» Your objective
Each entry below is to be duplicated verbatim.
BEGIN Supplied entries
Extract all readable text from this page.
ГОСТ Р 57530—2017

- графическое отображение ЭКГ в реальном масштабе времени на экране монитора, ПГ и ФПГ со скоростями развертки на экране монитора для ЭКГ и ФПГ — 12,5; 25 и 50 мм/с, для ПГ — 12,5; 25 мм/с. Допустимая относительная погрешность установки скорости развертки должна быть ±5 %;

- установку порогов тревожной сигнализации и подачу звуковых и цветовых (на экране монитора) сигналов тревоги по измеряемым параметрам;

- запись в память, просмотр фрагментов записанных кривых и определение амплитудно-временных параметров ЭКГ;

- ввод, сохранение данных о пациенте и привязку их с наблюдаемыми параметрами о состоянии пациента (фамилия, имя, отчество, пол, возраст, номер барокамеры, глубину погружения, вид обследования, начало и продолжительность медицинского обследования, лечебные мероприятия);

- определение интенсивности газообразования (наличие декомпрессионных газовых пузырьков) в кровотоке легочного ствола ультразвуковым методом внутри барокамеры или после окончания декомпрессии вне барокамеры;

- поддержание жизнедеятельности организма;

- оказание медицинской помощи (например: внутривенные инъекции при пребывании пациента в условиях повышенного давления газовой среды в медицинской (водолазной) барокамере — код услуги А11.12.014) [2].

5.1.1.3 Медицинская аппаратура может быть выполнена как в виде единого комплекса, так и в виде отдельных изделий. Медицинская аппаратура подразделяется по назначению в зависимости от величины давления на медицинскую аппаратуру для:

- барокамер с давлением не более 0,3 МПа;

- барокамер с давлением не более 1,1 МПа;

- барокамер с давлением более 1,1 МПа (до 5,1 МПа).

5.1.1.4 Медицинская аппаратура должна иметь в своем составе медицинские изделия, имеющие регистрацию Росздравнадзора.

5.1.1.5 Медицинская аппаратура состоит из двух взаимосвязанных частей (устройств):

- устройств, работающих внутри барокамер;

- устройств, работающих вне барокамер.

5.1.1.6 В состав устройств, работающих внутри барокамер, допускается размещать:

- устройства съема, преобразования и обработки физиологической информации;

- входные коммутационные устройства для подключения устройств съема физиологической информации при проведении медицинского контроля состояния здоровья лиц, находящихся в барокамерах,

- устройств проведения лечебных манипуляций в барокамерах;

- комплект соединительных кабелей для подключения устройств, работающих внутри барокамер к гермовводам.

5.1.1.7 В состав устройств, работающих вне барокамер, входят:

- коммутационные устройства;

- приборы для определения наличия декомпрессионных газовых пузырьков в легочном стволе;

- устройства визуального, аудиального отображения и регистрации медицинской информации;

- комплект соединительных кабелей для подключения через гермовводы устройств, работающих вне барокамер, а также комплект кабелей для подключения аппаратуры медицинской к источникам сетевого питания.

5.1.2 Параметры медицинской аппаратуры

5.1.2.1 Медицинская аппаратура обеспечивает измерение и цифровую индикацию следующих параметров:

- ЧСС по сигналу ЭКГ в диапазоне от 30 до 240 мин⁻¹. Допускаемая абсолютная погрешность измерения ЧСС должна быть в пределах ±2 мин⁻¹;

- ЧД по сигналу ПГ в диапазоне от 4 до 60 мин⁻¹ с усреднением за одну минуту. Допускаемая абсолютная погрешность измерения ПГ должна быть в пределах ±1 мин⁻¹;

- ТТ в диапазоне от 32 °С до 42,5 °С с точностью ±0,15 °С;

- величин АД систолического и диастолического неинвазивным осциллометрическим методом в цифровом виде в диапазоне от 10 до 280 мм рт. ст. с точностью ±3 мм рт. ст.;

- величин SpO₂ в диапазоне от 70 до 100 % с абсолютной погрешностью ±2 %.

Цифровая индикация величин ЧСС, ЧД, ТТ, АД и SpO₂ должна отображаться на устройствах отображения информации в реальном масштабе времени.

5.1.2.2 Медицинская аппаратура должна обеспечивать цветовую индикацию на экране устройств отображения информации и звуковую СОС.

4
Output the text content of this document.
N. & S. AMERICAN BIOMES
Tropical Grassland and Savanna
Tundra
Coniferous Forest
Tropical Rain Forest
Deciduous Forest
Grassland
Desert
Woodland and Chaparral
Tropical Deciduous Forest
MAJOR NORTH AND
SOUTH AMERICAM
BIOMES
END Supplied entries
» Exercise response
Extract all readable text from this page.
ГОСТ Р 57530—2017

- графическое отображение ЭКГ в реальном масштабе времени на экране монитора, ПГ и ФПГ со скоростями развертки на экране монитора для ЭКГ и ФПГ — 12,5; 25 и 50 мм/с, для ПГ — 12,5; 25 мм/с. Допустимая относительная погрешность установки скорости развертки должна быть ±5 %;

- установку порогов тревожной сигнализации и подачу звуковых и цветовых (на экране монитора) сигналов тревоги по измеряемым параметрам;

- запись в память, просмотр фрагментов записанных кривых и определение амплитудно-временных параметров ЭКГ;

- ввод, сохранение данных о пациенте и привязку их с наблюдаемыми параметрами о состоянии пациента (фамилия, имя, отчество, пол, возраст, номер барокамеры, глубину погружения, вид обследования, начало и продолжительность медицинского обследования, лечебные мероприятия);

- определение интенсивности газообразования (наличие декомпрессионных газовых пузырьков) в кровотоке легочного ствола ультразвуковым методом внутри барокамеры или после окончания декомпрессии вне барокамеры;

- поддержание жизнедеятельности организма;

- оказание медицинской помощи (например: внутривенные инъекции при пребывании пациента в условиях повышенного давления газовой среды в медицинской (водолазной) барокамере — код услуги А11.12.014) [2].

5.1.1.3 Медицинская аппаратура может быть выполнена как в виде единого комплекса, так и в виде отдельных изделий. Медицинская аппаратура подразделяется по назначению в зависимости от величины давления на медицинскую аппаратуру для:

- барокамер с давлением не более 0,3 МПа;

- барокамер с давлением не более 1,1 МПа;

- барокамер с давлением более 1,1 МПа (до 5,1 МПа).

5.1.1.4 Медицинская аппаратура должна иметь в своем составе медицинские изделия, имеющие регистрацию Росздравнадзора.

5.1.1.5 Медицинская аппаратура состоит из двух взаимосвязанных частей (устройств):

- устройств, работающих внутри барокамер;

- устройств, работающих вне барокамер.

5.1.1.6 В состав устройств, работающих внутри барокамер, допускается размещать:

- устройства съема, преобразования и обработки физиологической информации;

- входные коммутационные устройства для подключения устройств съема физиологической информации при проведении медицинского контроля состояния здоровья лиц, находящихся в барокамерах,

- устройств проведения лечебных манипуляций в барокамерах;

- комплект соединительных кабелей для подключения устройств, работающих внутри барокамер к гермовводам.

5.1.1.7 В состав устройств, работающих вне барокамер, входят:

- коммутационные устройства;

- приборы для определения наличия декомпрессионных газовых пузырьков в легочном стволе;

- устройства визуального, аудиального отображения и регистрации медицинской информации;

- комплект соединительных кабелей для подключения через гермовводы устройств, работающих вне барокамер, а также комплект кабелей для подключения аппаратуры медицинской к источникам сетевого питания.

5.1.2 Параметры медицинской аппаратуры

5.1.2.1 Медицинская аппаратура обеспечивает измерение и цифровую индикацию следующих параметров:

- ЧСС по сигналу ЭКГ в диапазоне от 30 до 240 мин⁻¹. Допускаемая абсолютная погрешность измерения ЧСС должна быть в пределах ±2 мин⁻¹;

- ЧД по сигналу ПГ в диапазоне от 4 до 60 мин⁻¹ с усреднением за одну минуту. Допускаемая абсолютная погрешность измерения ПГ должна быть в пределах ±1 мин⁻¹;

- ТТ в диапазоне от 32 °С до 42,5 °С с точностью ±0,15 °С;

- величин АД систолического и диастолического неинвазивным осциллометрическим методом в цифровом виде в диапазоне от 10 до 280 мм рт. ст. с точностью ±3 мм рт. ст.;

- величин SpO₂ в диапазоне от 70 до 100 % с абсолютной погрешностью ±2 %.

Цифровая индикация величин ЧСС, ЧД, ТТ, АД и SpO₂ должна отображаться на устройствах отображения информации в реальном масштабе времени.

5.1.2.2 Медицинская аппаратура должна обеспечивать цветовую индикацию на экране устройств отображения информации и звуковую СОС.

4
Output the text content of this document.
N. & S. AMERICAN BIOMES
Tropical Grassland and Savanna
Tundra
Coniferous Forest
Tropical Rain Forest
Deciduous Forest
Grassland
Desert
Woodland and Chaparral
Tropical Deciduous Forest
MAJOR NORTH AND
SOUTH AMERICAM
BIOMES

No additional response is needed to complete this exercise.